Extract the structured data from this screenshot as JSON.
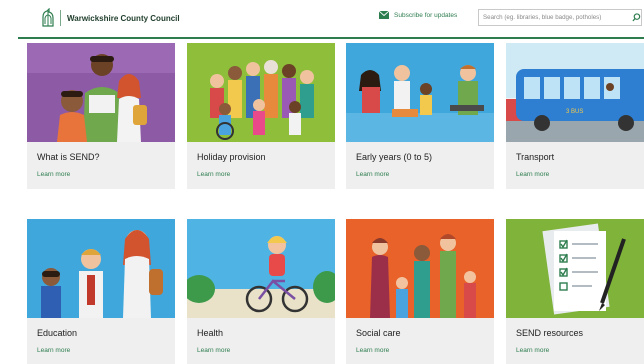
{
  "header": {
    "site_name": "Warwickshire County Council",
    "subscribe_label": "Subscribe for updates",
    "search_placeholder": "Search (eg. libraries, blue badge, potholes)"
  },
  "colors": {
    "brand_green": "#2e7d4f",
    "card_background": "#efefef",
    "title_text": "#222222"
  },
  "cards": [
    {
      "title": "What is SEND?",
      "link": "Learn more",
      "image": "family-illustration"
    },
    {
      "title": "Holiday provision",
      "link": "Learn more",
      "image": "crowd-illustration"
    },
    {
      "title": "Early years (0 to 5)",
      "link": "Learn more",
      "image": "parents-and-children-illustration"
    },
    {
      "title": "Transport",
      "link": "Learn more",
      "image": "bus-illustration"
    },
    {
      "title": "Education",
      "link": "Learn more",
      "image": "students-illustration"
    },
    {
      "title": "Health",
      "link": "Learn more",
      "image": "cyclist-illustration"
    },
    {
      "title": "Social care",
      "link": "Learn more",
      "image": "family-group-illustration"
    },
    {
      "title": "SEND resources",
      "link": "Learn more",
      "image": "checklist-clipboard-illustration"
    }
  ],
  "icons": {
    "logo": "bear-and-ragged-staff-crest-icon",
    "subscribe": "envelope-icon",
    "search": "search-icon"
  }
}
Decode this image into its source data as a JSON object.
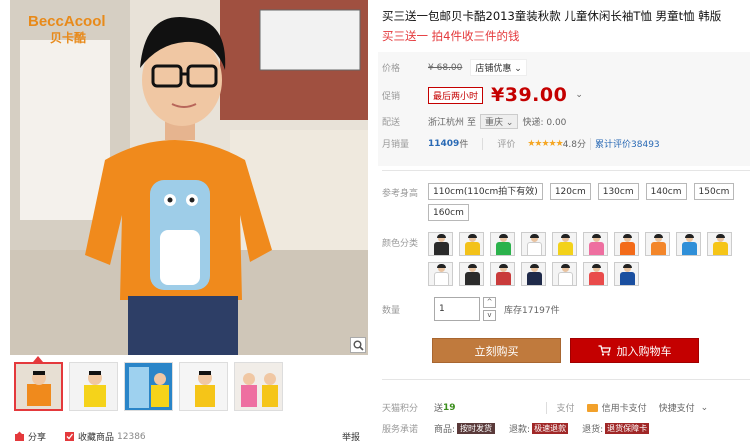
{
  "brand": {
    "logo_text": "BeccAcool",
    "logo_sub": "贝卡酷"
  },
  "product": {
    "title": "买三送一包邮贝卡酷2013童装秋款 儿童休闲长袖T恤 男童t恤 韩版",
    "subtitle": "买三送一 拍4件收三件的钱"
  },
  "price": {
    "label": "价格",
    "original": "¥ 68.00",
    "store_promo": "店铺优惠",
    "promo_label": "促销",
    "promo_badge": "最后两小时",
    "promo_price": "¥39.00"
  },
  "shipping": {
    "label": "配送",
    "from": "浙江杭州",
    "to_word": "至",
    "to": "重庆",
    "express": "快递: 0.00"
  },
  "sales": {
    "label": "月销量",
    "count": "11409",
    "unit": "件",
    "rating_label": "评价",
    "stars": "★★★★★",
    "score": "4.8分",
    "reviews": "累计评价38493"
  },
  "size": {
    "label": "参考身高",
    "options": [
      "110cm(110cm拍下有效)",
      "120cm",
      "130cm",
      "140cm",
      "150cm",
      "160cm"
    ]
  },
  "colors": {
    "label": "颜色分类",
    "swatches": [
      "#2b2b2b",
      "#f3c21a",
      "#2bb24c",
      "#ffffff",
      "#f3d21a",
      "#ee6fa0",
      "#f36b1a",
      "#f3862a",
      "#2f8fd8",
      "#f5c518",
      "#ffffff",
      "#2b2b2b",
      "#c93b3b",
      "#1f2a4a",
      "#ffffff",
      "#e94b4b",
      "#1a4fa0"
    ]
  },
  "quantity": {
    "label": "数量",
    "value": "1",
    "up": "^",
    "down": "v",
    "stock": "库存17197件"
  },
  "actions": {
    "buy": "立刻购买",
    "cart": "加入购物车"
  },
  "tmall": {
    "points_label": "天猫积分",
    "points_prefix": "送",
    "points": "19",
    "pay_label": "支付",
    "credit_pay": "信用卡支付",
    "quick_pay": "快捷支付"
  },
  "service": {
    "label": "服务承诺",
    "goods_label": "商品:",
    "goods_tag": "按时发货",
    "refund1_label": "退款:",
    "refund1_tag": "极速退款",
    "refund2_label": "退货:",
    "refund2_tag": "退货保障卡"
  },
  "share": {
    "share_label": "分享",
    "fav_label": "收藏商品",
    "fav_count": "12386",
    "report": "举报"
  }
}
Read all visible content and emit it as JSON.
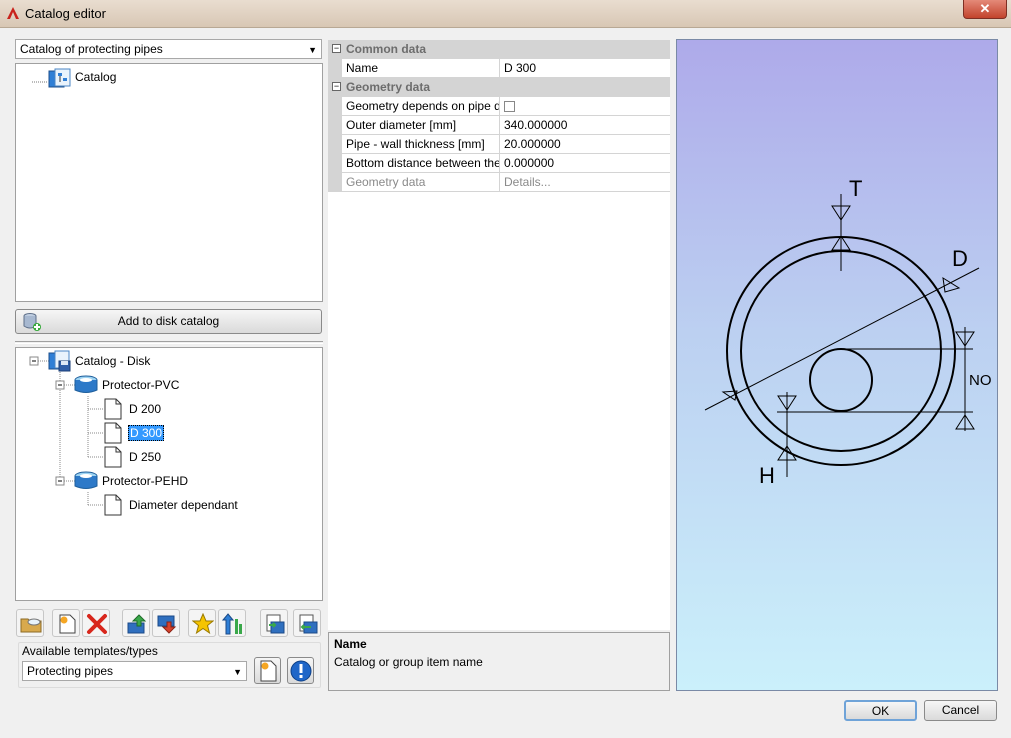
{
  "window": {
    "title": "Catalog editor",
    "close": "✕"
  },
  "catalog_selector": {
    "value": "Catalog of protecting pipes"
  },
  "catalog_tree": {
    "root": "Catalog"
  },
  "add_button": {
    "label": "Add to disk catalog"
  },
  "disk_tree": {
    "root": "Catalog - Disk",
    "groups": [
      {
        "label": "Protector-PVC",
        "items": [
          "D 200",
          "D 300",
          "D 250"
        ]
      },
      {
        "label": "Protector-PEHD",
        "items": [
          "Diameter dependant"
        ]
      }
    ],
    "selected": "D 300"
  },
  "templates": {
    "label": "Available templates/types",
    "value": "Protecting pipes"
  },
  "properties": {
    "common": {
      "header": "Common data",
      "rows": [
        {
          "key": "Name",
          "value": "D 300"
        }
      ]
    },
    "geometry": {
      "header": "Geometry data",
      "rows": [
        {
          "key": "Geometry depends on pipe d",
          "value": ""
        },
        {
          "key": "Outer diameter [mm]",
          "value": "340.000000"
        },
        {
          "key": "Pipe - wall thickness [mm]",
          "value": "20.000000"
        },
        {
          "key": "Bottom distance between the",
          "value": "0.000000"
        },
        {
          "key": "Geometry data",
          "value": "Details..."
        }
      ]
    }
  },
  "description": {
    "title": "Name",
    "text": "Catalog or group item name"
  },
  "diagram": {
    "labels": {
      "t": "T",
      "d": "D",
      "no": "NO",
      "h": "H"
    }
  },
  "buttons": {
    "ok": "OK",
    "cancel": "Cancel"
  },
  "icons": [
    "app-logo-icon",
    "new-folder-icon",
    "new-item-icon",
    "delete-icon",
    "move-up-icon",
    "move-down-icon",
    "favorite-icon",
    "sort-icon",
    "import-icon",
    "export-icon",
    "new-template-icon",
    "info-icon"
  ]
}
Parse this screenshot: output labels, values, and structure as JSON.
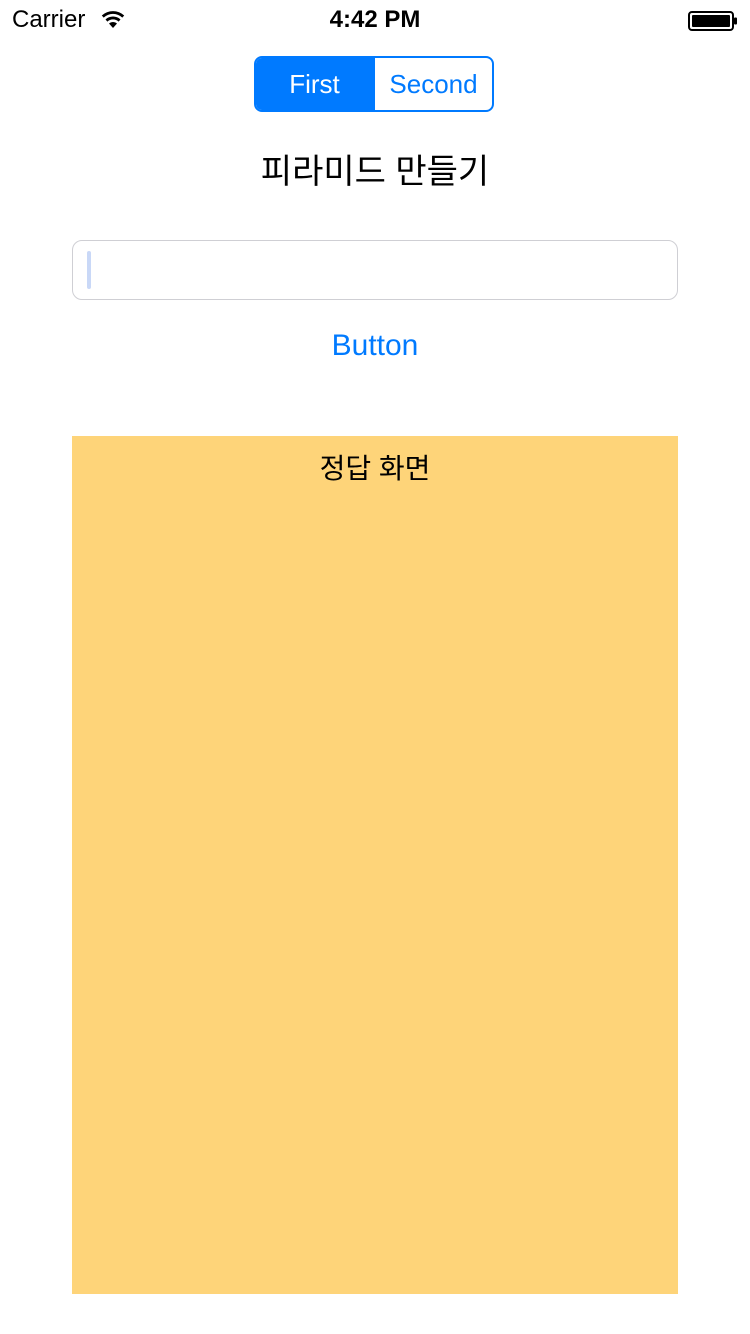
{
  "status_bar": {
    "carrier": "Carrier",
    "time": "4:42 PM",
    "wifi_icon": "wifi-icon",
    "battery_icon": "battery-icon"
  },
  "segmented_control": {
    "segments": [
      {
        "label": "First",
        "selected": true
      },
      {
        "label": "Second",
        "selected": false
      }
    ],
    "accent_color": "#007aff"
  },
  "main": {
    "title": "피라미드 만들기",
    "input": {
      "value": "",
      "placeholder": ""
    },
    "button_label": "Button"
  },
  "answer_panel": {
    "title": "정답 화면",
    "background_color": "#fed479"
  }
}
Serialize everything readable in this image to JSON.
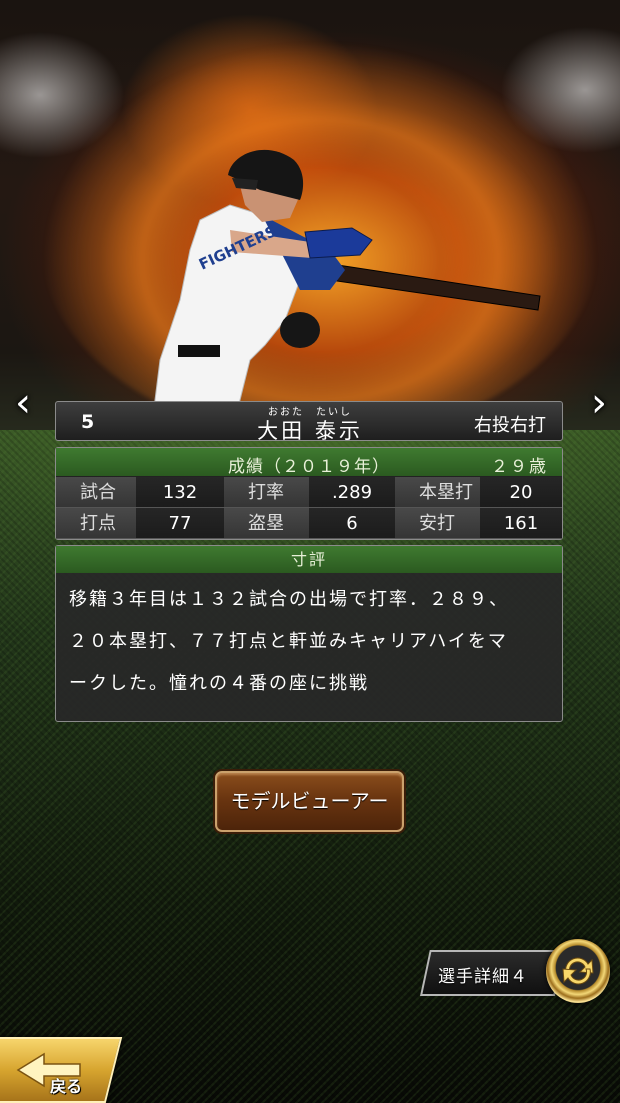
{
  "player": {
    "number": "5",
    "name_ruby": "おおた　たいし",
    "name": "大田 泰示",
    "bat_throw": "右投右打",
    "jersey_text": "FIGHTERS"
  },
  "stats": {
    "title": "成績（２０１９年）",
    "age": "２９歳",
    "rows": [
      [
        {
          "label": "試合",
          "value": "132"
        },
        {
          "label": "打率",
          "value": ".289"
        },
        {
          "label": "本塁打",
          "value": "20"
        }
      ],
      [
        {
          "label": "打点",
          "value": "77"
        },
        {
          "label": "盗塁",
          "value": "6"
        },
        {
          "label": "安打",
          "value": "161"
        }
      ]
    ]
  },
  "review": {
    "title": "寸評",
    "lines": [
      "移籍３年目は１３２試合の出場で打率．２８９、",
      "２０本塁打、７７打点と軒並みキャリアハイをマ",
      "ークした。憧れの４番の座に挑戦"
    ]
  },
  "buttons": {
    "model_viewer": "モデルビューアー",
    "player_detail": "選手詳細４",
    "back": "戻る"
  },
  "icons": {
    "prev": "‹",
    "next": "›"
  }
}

- - -

▶ _Goal_
Where a line in the material contains "SEND", copy that line.

▶ _Exercise response_
      "title": "What is SEND?",
      "title": "SEND resources",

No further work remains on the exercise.